*TASK REQUIREMENTS*
Could you write out every entry exactly as it stands?

*DATA FOR THIS TASK*
○ ○ ○ ○ ○ ○ ○

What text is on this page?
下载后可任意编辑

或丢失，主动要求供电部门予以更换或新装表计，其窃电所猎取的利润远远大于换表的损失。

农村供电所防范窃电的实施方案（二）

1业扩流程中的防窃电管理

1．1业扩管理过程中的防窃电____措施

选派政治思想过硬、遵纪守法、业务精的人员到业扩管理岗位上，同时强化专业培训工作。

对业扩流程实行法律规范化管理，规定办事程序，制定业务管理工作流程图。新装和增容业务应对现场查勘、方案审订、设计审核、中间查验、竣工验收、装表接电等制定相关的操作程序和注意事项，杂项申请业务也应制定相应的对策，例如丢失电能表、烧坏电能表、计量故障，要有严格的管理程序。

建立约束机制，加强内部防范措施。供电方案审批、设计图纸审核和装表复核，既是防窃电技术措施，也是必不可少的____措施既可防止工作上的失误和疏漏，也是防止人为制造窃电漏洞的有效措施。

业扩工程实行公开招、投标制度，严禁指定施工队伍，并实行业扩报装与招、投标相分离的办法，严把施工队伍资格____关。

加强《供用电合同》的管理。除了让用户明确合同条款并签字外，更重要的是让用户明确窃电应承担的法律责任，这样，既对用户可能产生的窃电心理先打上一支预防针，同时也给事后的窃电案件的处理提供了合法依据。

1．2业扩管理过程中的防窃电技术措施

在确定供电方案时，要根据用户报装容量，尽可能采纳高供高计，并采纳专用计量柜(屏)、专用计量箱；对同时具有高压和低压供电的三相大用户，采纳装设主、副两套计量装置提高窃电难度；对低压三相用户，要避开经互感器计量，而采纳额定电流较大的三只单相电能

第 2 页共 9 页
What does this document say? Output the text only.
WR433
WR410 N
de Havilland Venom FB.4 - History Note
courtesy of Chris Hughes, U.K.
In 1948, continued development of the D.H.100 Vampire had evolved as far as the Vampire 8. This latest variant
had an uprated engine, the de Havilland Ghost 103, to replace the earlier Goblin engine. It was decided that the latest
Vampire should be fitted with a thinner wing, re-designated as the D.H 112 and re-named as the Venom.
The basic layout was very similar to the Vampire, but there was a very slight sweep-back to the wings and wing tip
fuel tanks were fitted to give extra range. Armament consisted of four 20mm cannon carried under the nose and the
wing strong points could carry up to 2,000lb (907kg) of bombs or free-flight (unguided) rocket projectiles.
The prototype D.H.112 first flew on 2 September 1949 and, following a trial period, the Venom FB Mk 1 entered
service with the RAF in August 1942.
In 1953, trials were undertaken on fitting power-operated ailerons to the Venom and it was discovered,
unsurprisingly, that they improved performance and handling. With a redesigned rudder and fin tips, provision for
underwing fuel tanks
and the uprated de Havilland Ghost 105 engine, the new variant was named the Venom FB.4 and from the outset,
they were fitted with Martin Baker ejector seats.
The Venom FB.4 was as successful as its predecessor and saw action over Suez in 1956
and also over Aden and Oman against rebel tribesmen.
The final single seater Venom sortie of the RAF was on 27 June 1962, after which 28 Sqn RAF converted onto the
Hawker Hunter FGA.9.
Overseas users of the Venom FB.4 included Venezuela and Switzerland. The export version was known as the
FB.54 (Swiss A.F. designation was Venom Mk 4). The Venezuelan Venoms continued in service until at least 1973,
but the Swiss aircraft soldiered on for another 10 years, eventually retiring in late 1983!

○ ○ ○ ○ ○ ○ ○

*RESPONSE FOR THIS EXERCISE*
What text is on this page?
下载后可任意编辑

或丢失，主动要求供电部门予以更换或新装表计，其窃电所猎取的利润远远大于换表的损失。

农村供电所防范窃电的实施方案（二）

1业扩流程中的防窃电管理

1．1业扩管理过程中的防窃电____措施

选派政治思想过硬、遵纪守法、业务精的人员到业扩管理岗位上，同时强化专业培训工作。

对业扩流程实行法律规范化管理，规定办事程序，制定业务管理工作流程图。新装和增容业务应对现场查勘、方案审订、设计审核、中间查验、竣工验收、装表接电等制定相关的操作程序和注意事项，杂项申请业务也应制定相应的对策，例如丢失电能表、烧坏电能表、计量故障，要有严格的管理程序。

建立约束机制，加强内部防范措施。供电方案审批、设计图纸审核和装表复核，既是防窃电技术措施，也是必不可少的____措施既可防止工作上的失误和疏漏，也是防止人为制造窃电漏洞的有效措施。

业扩工程实行公开招、投标制度，严禁指定施工队伍，并实行业扩报装与招、投标相分离的办法，严把施工队伍资格____关。

加强《供用电合同》的管理。除了让用户明确合同条款并签字外，更重要的是让用户明确窃电应承担的法律责任，这样，既对用户可能产生的窃电心理先打上一支预防针，同时也给事后的窃电案件的处理提供了合法依据。

1．2业扩管理过程中的防窃电技术措施

在确定供电方案时，要根据用户报装容量，尽可能采纳高供高计，并采纳专用计量柜(屏)、专用计量箱；对同时具有高压和低压供电的三相大用户，采纳装设主、副两套计量装置提高窃电难度；对低压三相用户，要避开经互感器计量，而采纳额定电流较大的三只单相电能

第 2 页共 9 页
What does this document say? Output the text only.
WR433
WR410 N
de Havilland Venom FB.4 - History Note
courtesy of Chris Hughes, U.K.
In 1948, continued development of the D.H.100 Vampire had evolved as far as the Vampire 8. This latest variant
had an uprated engine, the de Havilland Ghost 103, to replace the earlier Goblin engine. It was decided that the latest
Vampire should be fitted with a thinner wing, re-designated as the D.H 112 and re-named as the Venom.
The basic layout was very similar to the Vampire, but there was a very slight sweep-back to the wings and wing tip
fuel tanks were fitted to give extra range. Armament consisted of four 20mm cannon carried under the nose and the
wing strong points could carry up to 2,000lb (907kg) of bombs or free-flight (unguided) rocket projectiles.
The prototype D.H.112 first flew on 2 September 1949 and, following a trial period, the Venom FB Mk 1 entered
service with the RAF in August 1942.
In 1953, trials were undertaken on fitting power-operated ailerons to the Venom and it was discovered,
unsurprisingly, that they improved performance and handling. With a redesigned rudder and fin tips, provision for
underwing fuel tanks
and the uprated de Havilland Ghost 105 engine, the new variant was named the Venom FB.4 and from the outset,
they were fitted with Martin Baker ejector seats.
The Venom FB.4 was as successful as its predecessor and saw action over Suez in 1956
and also over Aden and Oman against rebel tribesmen.
The final single seater Venom sortie of the RAF was on 27 June 1962, after which 28 Sqn RAF converted onto the
Hawker Hunter FGA.9.
Overseas users of the Venom FB.4 included Venezuela and Switzerland. The export version was known as the
FB.54 (Swiss A.F. designation was Venom Mk 4). The Venezuelan Venoms continued in service until at least 1973,
but the Swiss aircraft soldiered on for another 10 years, eventually retiring in late 1983!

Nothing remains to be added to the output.